** begin Information supplied **

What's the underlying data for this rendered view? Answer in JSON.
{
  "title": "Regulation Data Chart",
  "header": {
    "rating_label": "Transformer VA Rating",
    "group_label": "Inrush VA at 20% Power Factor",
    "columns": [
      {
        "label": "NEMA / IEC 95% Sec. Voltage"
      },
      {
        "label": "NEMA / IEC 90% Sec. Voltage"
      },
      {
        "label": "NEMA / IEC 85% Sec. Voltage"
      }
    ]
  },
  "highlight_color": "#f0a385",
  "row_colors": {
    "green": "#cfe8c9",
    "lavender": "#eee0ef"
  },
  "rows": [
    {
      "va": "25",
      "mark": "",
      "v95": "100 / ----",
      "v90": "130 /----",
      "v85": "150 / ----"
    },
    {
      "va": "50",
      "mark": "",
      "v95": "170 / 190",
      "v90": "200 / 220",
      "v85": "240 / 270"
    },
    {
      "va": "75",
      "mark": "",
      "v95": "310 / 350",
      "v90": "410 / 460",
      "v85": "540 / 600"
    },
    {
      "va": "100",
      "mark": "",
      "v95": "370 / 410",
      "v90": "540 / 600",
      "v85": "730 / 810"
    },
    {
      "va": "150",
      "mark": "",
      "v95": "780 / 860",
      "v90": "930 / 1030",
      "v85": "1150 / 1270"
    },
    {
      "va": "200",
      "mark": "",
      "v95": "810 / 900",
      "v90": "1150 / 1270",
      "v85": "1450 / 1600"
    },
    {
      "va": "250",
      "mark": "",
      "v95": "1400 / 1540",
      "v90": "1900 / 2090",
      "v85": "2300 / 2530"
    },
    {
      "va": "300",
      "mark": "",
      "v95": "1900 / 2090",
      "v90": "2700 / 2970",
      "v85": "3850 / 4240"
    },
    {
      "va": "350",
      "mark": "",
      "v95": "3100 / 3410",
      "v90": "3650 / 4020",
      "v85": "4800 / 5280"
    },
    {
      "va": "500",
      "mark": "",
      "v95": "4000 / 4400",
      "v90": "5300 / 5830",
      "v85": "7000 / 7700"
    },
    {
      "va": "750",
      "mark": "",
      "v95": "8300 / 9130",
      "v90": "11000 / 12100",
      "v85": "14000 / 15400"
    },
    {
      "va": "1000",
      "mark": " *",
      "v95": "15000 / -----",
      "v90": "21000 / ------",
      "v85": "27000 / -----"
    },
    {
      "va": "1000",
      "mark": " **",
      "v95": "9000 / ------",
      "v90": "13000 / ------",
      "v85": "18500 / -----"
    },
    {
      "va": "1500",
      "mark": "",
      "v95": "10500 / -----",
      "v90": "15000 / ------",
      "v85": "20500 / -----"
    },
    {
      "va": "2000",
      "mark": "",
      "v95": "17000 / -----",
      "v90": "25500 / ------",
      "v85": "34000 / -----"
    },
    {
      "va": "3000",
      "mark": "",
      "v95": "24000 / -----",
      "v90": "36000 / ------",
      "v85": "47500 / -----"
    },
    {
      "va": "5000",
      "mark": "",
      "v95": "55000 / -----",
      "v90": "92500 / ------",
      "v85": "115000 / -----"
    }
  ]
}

** end Information supplied **

Aim of the exercise => Read through the lines above and collect those that contain the string "NEMA".

Response for this exercise =>
        "label": "NEMA / IEC 95% Sec. Voltage"
        "label": "NEMA / IEC 90% Sec. Voltage"
        "label": "NEMA / IEC 85% Sec. Voltage"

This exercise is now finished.